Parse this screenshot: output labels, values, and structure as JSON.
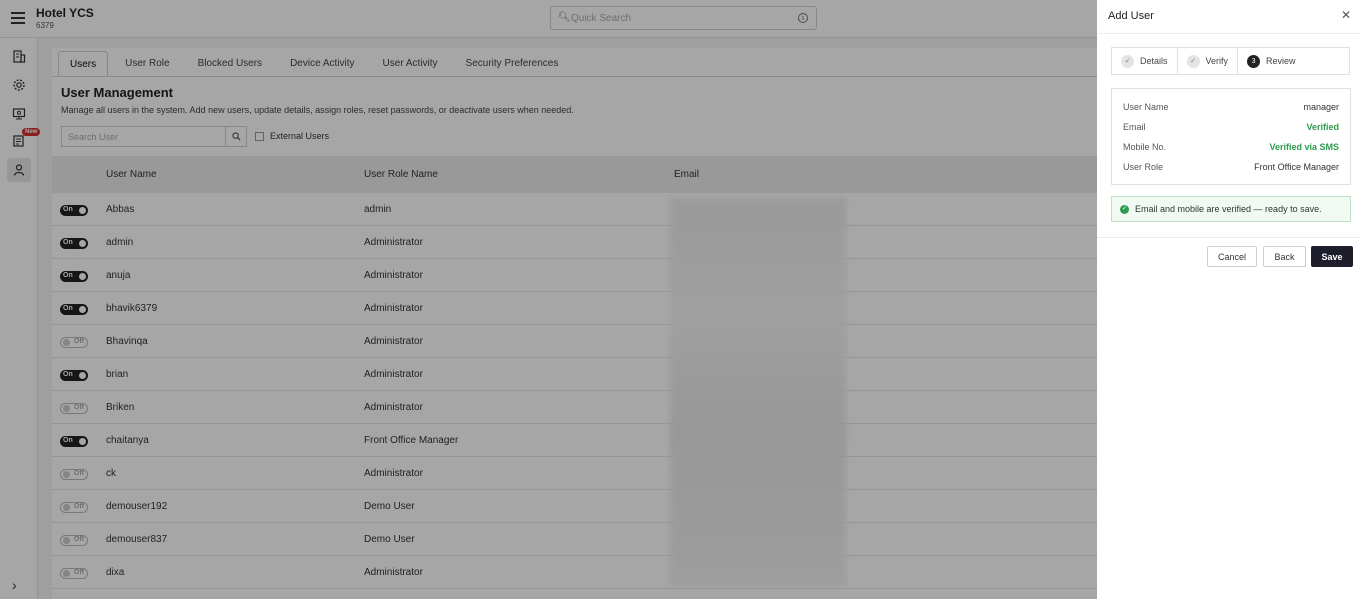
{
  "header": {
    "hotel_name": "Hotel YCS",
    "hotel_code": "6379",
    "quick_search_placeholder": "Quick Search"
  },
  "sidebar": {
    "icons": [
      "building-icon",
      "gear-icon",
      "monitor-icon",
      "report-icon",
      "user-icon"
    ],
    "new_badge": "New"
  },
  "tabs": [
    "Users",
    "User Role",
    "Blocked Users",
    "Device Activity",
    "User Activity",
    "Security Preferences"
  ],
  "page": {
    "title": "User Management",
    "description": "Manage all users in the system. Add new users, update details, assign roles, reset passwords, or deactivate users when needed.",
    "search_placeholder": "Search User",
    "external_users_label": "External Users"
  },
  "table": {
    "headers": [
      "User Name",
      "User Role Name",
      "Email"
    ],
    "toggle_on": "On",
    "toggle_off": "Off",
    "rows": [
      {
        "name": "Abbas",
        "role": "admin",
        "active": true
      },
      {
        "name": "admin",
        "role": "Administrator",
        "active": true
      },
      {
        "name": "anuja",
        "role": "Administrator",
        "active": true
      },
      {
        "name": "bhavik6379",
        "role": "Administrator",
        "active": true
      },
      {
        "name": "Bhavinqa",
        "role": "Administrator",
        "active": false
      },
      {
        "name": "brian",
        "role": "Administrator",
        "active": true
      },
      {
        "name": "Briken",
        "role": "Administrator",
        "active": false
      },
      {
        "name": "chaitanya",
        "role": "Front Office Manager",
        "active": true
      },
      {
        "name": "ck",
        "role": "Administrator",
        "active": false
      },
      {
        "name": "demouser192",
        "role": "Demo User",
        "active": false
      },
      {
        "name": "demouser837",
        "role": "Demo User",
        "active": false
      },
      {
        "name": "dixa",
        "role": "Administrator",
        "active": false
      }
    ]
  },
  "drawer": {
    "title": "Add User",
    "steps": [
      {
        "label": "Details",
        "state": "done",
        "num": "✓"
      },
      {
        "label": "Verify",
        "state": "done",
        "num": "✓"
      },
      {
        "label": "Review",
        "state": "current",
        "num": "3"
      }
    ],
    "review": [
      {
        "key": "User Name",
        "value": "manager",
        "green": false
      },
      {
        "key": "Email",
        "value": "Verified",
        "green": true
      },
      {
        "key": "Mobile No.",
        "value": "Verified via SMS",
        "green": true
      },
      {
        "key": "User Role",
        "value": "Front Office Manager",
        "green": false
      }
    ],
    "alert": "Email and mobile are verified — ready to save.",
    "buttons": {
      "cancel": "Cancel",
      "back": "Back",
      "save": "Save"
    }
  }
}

====================

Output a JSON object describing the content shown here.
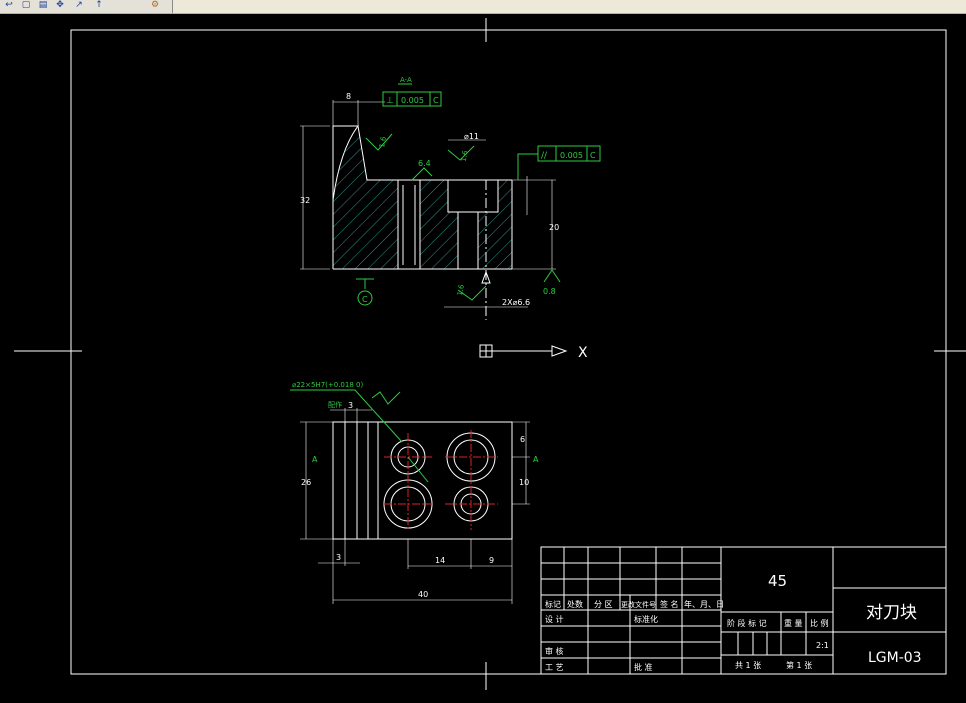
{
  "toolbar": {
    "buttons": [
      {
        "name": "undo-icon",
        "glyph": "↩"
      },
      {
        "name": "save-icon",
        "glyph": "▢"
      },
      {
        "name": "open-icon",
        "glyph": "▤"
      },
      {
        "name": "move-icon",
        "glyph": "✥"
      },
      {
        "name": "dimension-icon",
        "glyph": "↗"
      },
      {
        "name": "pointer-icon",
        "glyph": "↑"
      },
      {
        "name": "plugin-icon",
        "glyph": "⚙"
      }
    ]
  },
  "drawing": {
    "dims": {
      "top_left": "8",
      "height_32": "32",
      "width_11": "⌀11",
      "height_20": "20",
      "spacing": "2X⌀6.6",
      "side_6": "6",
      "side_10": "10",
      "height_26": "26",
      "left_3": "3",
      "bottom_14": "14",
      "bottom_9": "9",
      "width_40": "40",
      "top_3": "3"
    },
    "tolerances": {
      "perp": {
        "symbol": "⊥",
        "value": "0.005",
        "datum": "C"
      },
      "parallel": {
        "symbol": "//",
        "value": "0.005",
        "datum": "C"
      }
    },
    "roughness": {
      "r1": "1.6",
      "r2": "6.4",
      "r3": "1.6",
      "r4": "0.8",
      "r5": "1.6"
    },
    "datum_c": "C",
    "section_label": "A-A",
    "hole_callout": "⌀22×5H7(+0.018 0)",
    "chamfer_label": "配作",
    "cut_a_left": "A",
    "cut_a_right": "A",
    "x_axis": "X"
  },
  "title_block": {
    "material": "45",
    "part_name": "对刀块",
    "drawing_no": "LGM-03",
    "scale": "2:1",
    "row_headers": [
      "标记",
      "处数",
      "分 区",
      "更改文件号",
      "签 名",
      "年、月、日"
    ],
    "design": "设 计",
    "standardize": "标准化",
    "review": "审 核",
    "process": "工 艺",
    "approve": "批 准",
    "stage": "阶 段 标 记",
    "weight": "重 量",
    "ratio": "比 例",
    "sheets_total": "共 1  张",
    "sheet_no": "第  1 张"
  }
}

====================

Given instruction: Say how many lines have the string "Email" in them, offering no words beyond the number.

Solution to this task: 3